▶ [DIRECTIONS FOR THIS TASK]:
Pictures do not belong in the copy. Return all of the entries exactly.

▶ [EXERCISE DATA]:
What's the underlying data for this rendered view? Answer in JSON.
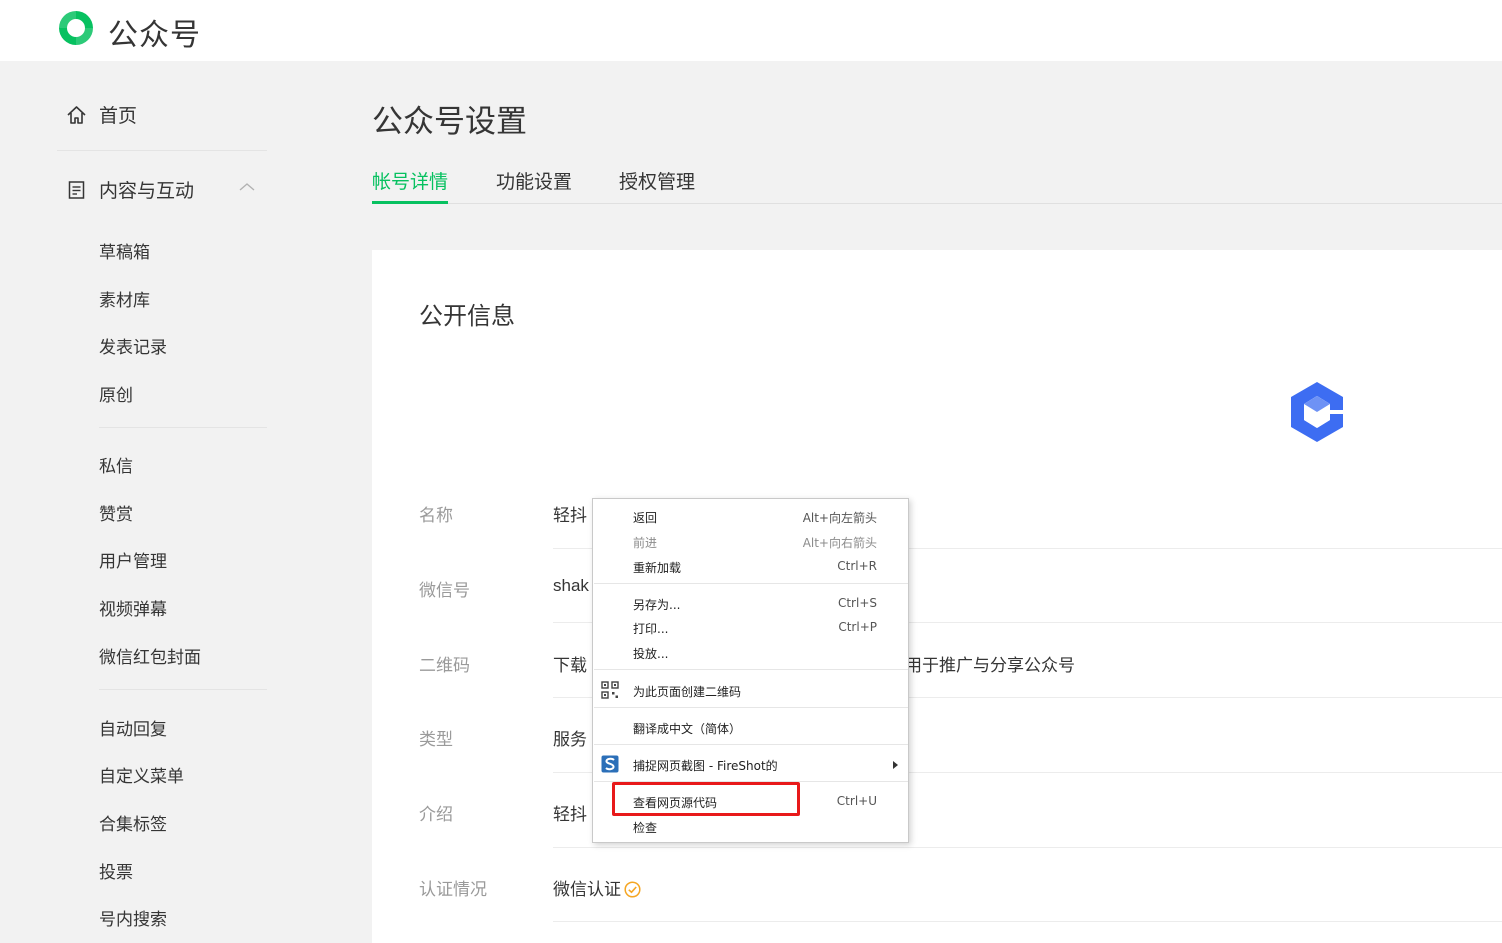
{
  "header": {
    "brand": "公众号"
  },
  "sidebar": {
    "home": "首页",
    "content_group": "内容与互动",
    "items_a": [
      "草稿箱",
      "素材库",
      "发表记录",
      "原创"
    ],
    "items_b": [
      "私信",
      "赞赏",
      "用户管理",
      "视频弹幕",
      "微信红包封面"
    ],
    "items_c": [
      "自动回复",
      "自定义菜单",
      "合集标签",
      "投票",
      "号内搜索"
    ]
  },
  "main": {
    "title": "公众号设置",
    "tabs": [
      "帐号详情",
      "功能设置",
      "授权管理"
    ],
    "section_title": "公开信息",
    "fields": [
      {
        "label": "名称",
        "value": "轻抖"
      },
      {
        "label": "微信号",
        "value": "shak"
      },
      {
        "label": "二维码",
        "value": "下载",
        "tail": "用于推广与分享公众号"
      },
      {
        "label": "类型",
        "value": "服务"
      },
      {
        "label": "介绍",
        "value": "轻抖"
      },
      {
        "label": "认证情况",
        "value": "微信认证"
      }
    ]
  },
  "context_menu": {
    "back": {
      "label": "返回",
      "shortcut": "Alt+向左箭头"
    },
    "forward": {
      "label": "前进",
      "shortcut": "Alt+向右箭头"
    },
    "reload": {
      "label": "重新加载",
      "shortcut": "Ctrl+R"
    },
    "save_as": {
      "label": "另存为...",
      "shortcut": "Ctrl+S"
    },
    "print": {
      "label": "打印...",
      "shortcut": "Ctrl+P"
    },
    "cast": {
      "label": "投放..."
    },
    "qr": {
      "label": "为此页面创建二维码"
    },
    "translate": {
      "label": "翻译成中文（简体）"
    },
    "fireshot": {
      "label": "捕捉网页截图 - FireShot的"
    },
    "view_source": {
      "label": "查看网页源代码",
      "shortcut": "Ctrl+U"
    },
    "inspect": {
      "label": "检查"
    }
  },
  "colors": {
    "accent": "#07c160",
    "highlight": "#e8191a",
    "avatar": "#3d6df2"
  }
}
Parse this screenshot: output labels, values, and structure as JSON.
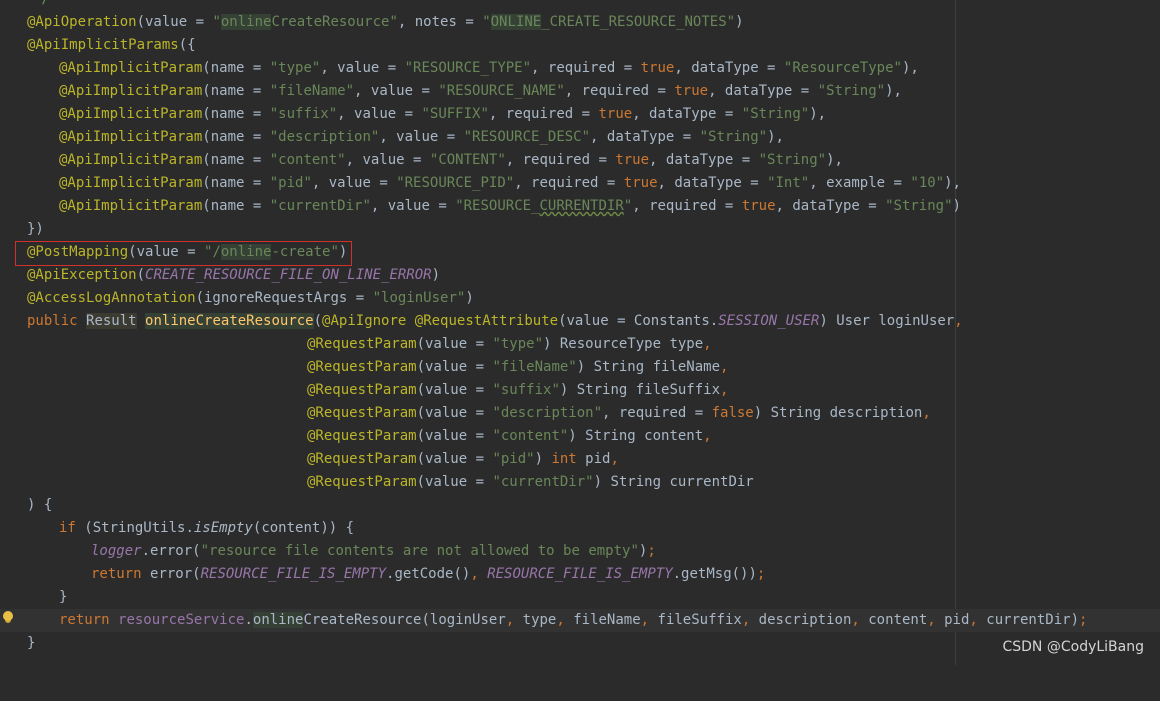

▶ [RESULT]:
What's the underlying data for this rendered view? Answer in JSON.
{
  "header": {
    "brand": "公众号"
  },
  "sidebar": {
    "home": "首页",
    "content_group": "内容与互动",
    "items_a": [
      "草稿箱",
      "素材库",
      "发表记录",
      "原创"
    ],
    "items_b": [
      "私信",
      "赞赏",
      "用户管理",
      "视频弹幕",
      "微信红包封面"
    ],
    "items_c": [
      "自动回复",
      "自定义菜单",
      "合集标签",
      "投票",
      "号内搜索"
    ]
  },
  "main": {
    "title": "公众号设置",
    "tabs": [
      "帐号详情",
      "功能设置",
      "授权管理"
    ],
    "section_title": "公开信息",
    "fields": [
      {
        "label": "名称",
        "value": "轻抖"
      },
      {
        "label": "微信号",
        "value": "shak"
      },
      {
        "label": "二维码",
        "value": "下载",
        "tail": "用于推广与分享公众号"
      },
      {
        "label": "类型",
        "value": "服务"
      },
      {
        "label": "介绍",
        "value": "轻抖"
      },
      {
        "label": "认证情况",
        "value": "微信认证"
      }
    ]
  },
  "context_menu": {
    "back": {
      "label": "返回",
      "shortcut": "Alt+向左箭头"
    },
    "forward": {
      "label": "前进",
      "shortcut": "Alt+向右箭头"
    },
    "reload": {
      "label": "重新加载",
      "shortcut": "Ctrl+R"
    },
    "save_as": {
      "label": "另存为...",
      "shortcut": "Ctrl+S"
    },
    "print": {
      "label": "打印...",
      "shortcut": "Ctrl+P"
    },
    "cast": {
      "label": "投放..."
    },
    "qr": {
      "label": "为此页面创建二维码"
    },
    "translate": {
      "label": "翻译成中文（简体）"
    },
    "fireshot": {
      "label": "捕捉网页截图 - FireShot的"
    },
    "view_source": {
      "label": "查看网页源代码",
      "shortcut": "Ctrl+U"
    },
    "inspect": {
      "label": "检查"
    }
  },
  "colors": {
    "accent": "#07c160",
    "highlight": "#e8191a",
    "avatar": "#3d6df2"
  }
}
Parse this screenshot: output labels, values, and structure as JSON.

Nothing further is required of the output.